→ **Records to use**

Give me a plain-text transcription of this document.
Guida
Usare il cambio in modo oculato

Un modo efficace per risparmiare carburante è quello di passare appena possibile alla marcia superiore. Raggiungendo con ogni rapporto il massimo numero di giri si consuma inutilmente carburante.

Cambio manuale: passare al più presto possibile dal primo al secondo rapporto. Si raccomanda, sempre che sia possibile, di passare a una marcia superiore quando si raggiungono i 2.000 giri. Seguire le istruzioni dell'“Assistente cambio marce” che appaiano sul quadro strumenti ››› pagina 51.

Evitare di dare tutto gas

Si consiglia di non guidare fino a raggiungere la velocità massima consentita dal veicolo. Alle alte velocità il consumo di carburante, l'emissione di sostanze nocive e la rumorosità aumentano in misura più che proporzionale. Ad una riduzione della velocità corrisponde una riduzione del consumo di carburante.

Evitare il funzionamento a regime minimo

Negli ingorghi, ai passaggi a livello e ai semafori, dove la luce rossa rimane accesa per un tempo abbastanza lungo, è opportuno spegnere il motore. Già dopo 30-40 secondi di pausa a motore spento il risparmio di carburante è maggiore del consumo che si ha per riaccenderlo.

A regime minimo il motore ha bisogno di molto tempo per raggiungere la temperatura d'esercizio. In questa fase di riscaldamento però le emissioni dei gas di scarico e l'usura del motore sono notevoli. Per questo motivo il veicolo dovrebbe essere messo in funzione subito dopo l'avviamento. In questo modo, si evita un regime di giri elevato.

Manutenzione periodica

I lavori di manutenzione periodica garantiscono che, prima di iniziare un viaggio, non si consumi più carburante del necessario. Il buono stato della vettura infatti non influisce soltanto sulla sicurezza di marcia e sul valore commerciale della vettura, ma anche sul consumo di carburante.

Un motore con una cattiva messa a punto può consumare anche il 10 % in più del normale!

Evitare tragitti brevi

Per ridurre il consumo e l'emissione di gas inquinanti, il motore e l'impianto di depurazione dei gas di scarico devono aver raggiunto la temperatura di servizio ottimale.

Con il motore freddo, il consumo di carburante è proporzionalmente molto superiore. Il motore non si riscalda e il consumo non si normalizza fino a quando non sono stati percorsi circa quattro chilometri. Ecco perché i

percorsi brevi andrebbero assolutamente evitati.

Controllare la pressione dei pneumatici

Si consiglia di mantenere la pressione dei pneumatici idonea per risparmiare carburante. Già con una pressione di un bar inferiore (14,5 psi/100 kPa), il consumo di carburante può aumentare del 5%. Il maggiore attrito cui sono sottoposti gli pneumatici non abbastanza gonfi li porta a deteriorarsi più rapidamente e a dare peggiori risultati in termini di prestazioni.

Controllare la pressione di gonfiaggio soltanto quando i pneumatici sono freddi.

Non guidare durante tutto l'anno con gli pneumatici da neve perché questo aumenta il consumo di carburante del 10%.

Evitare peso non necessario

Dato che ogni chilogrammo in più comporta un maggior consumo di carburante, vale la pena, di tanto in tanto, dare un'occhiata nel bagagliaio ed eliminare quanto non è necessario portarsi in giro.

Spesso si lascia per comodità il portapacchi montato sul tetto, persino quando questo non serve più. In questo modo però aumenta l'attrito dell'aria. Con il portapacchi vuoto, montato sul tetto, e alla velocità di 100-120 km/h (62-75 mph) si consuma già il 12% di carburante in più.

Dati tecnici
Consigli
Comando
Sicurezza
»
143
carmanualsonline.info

...

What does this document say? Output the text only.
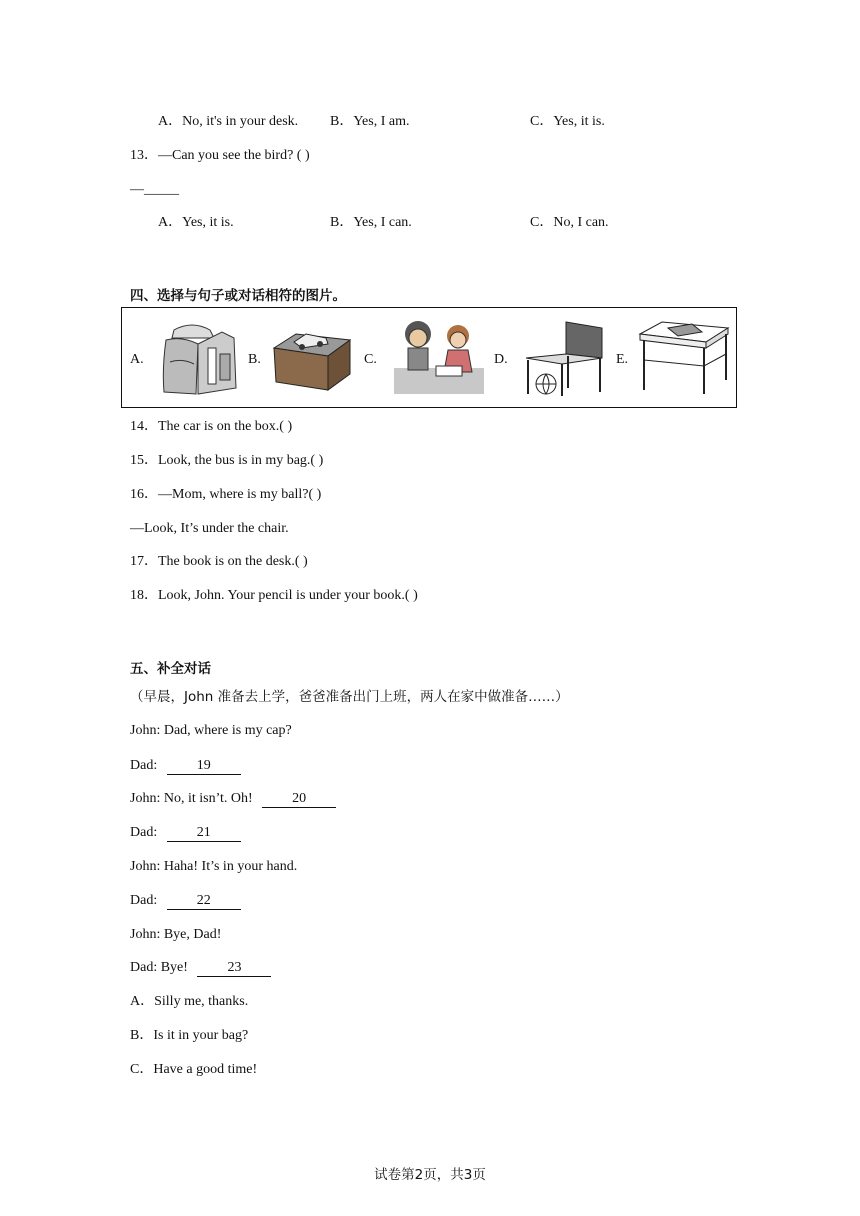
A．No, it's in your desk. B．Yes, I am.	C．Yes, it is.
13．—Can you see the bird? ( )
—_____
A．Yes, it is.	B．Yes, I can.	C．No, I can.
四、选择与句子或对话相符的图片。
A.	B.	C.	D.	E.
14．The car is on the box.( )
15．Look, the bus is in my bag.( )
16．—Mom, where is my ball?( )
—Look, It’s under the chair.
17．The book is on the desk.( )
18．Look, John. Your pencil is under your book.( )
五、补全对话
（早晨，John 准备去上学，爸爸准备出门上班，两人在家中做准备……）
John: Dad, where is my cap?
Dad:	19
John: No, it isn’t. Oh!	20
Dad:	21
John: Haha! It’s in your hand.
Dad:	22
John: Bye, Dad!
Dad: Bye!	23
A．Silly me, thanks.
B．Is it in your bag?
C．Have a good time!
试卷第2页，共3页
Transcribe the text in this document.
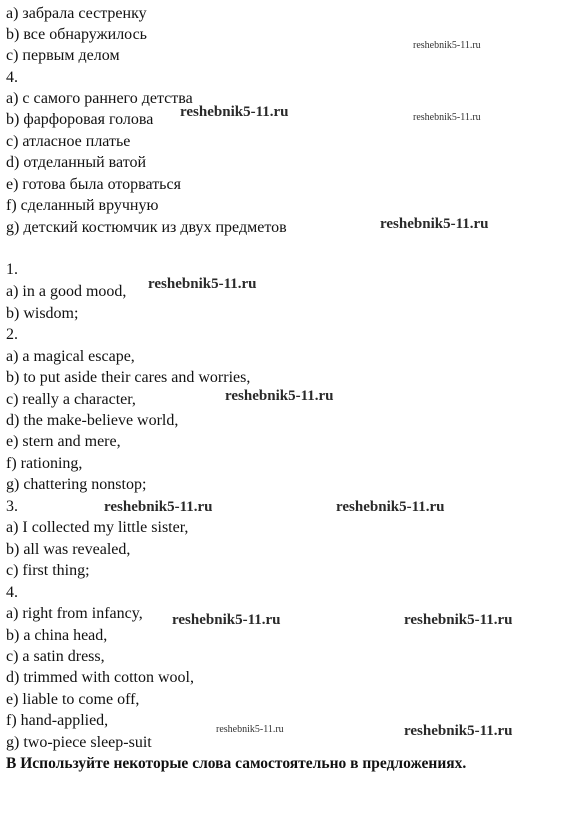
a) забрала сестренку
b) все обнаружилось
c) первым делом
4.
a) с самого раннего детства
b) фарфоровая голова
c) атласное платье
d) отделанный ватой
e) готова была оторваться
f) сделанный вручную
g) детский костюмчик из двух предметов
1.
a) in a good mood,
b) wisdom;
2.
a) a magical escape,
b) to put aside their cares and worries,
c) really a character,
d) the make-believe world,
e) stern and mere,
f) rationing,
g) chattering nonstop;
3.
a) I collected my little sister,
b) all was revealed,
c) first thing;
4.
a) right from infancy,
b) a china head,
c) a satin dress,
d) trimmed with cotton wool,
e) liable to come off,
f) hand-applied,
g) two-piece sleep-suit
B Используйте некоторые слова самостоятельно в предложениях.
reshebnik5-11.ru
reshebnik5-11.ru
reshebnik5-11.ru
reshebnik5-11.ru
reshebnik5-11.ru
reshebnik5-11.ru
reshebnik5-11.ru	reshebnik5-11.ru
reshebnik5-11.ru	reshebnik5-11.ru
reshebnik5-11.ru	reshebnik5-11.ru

→ **Goal of the exercise**
Of the lines in the listing above, how many hold the string "book"? Reply with the number only.

→ **Answer below**
2